Make an exact copy of each entry, leaving out every picture.
========
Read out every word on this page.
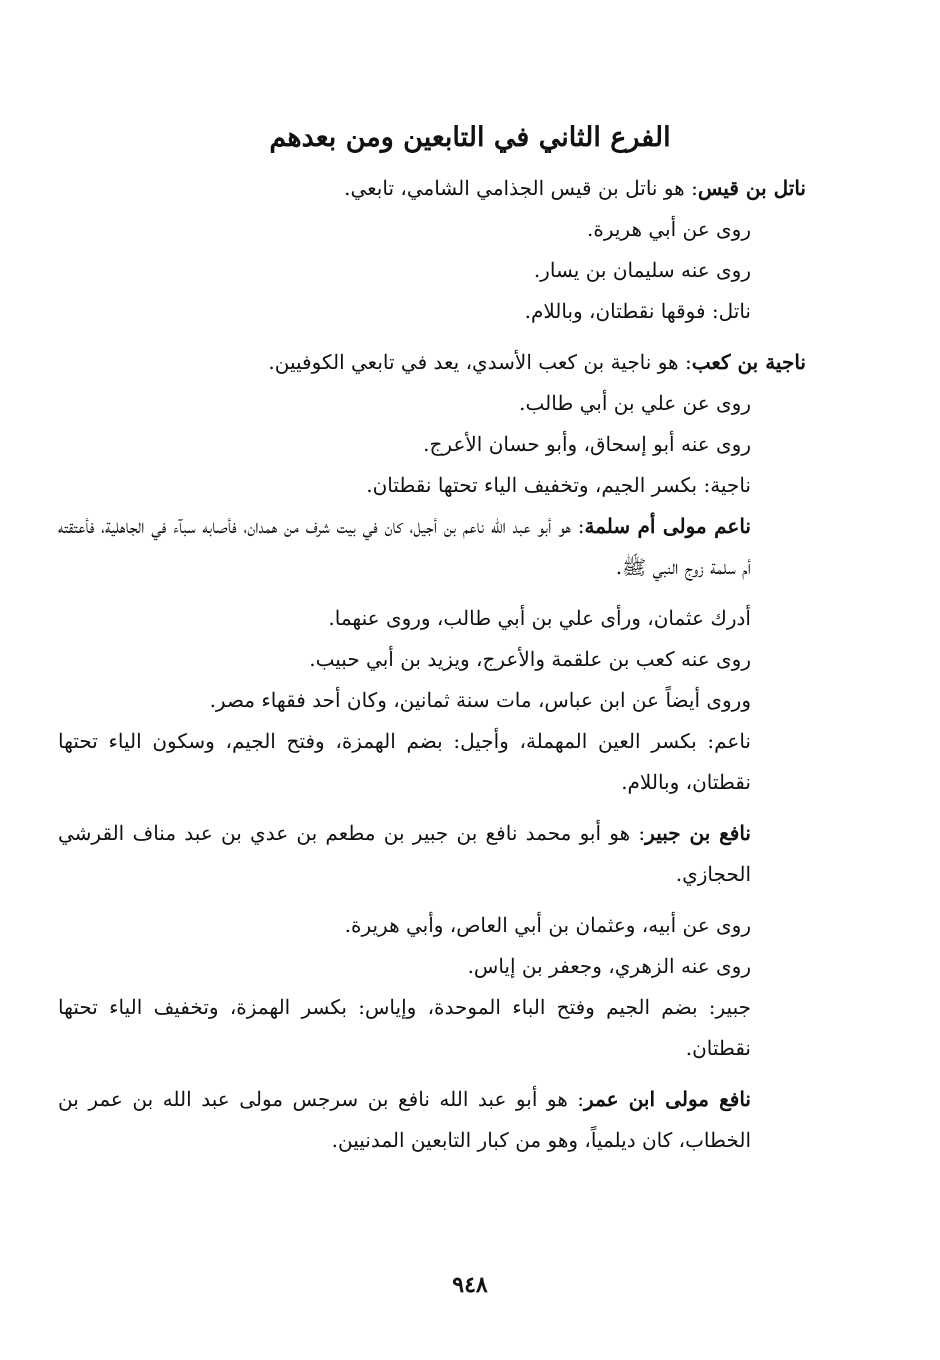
الفرع الثاني في التابعين ومن بعدهم

ناتل بن قيس: هو ناتل بن قيس الجذامي الشامي، تابعي.

روى عن أبي هريرة.

روى عنه سليمان بن يسار.

ناتل: فوقها نقطتان، وباللام.

ناجية بن كعب: هو ناجية بن كعب الأسدي، يعد في تابعي الكوفيين.

روى عن علي بن أبي طالب.

روى عنه أبو إسحاق، وأبو حسان الأعرج.

ناجية: بكسر الجيم، وتخفيف الياء تحتها نقطتان.

ناعم مولى أم سلمة: هو أبو عبد الله ناعم بن أجيل، كان في بيت شرف من همدان، فأصابه سبآء في الجاهلية، فأعتقته أم سلمة زوج النبي ﷺ.

أدرك عثمان، ورأى علي بن أبي طالب، وروى عنهما.

روى عنه كعب بن علقمة والأعرج، ويزيد بن أبي حبيب.

وروى أيضاً عن ابن عباس، مات سنة ثمانين، وكان أحد فقهاء مصر.

ناعم: بكسر العين المهملة، وأجيل: بضم الهمزة، وفتح الجيم، وسكون الياء تحتها نقطتان، وباللام.

نافع بن جبير: هو أبو محمد نافع بن جبير بن مطعم بن عدي بن عبد مناف القرشي الحجازي.

روى عن أبيه، وعثمان بن أبي العاص، وأبي هريرة.

روى عنه الزهري، وجعفر بن إياس.

جبير: بضم الجيم وفتح الباء الموحدة، وإياس: بكسر الهمزة، وتخفيف الياء تحتها نقطتان.

نافع مولى ابن عمر: هو أبو عبد الله نافع بن سرجس مولى عبد الله بن عمر بن الخطاب، كان ديلمياً، وهو من كبار التابعين المدنيين.

٩٤٨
========
**Solution to the exercise**
Read out every word on this page.
الفرع الثاني في التابعين ومن بعدهم

ناتل بن قيس: هو ناتل بن قيس الجذامي الشامي، تابعي.

روى عن أبي هريرة.

روى عنه سليمان بن يسار.

ناتل: فوقها نقطتان، وباللام.

ناجية بن كعب: هو ناجية بن كعب الأسدي، يعد في تابعي الكوفيين.

روى عن علي بن أبي طالب.

روى عنه أبو إسحاق، وأبو حسان الأعرج.

ناجية: بكسر الجيم، وتخفيف الياء تحتها نقطتان.

ناعم مولى أم سلمة: هو أبو عبد الله ناعم بن أجيل، كان في بيت شرف من همدان، فأصابه سبآء في الجاهلية، فأعتقته أم سلمة زوج النبي ﷺ.

أدرك عثمان، ورأى علي بن أبي طالب، وروى عنهما.

روى عنه كعب بن علقمة والأعرج، ويزيد بن أبي حبيب.

وروى أيضاً عن ابن عباس، مات سنة ثمانين، وكان أحد فقهاء مصر.

ناعم: بكسر العين المهملة، وأجيل: بضم الهمزة، وفتح الجيم، وسكون الياء تحتها نقطتان، وباللام.

نافع بن جبير: هو أبو محمد نافع بن جبير بن مطعم بن عدي بن عبد مناف القرشي الحجازي.

روى عن أبيه، وعثمان بن أبي العاص، وأبي هريرة.

روى عنه الزهري، وجعفر بن إياس.

جبير: بضم الجيم وفتح الباء الموحدة، وإياس: بكسر الهمزة، وتخفيف الياء تحتها نقطتان.

نافع مولى ابن عمر: هو أبو عبد الله نافع بن سرجس مولى عبد الله بن عمر بن الخطاب، كان ديلمياً، وهو من كبار التابعين المدنيين.

٩٤٨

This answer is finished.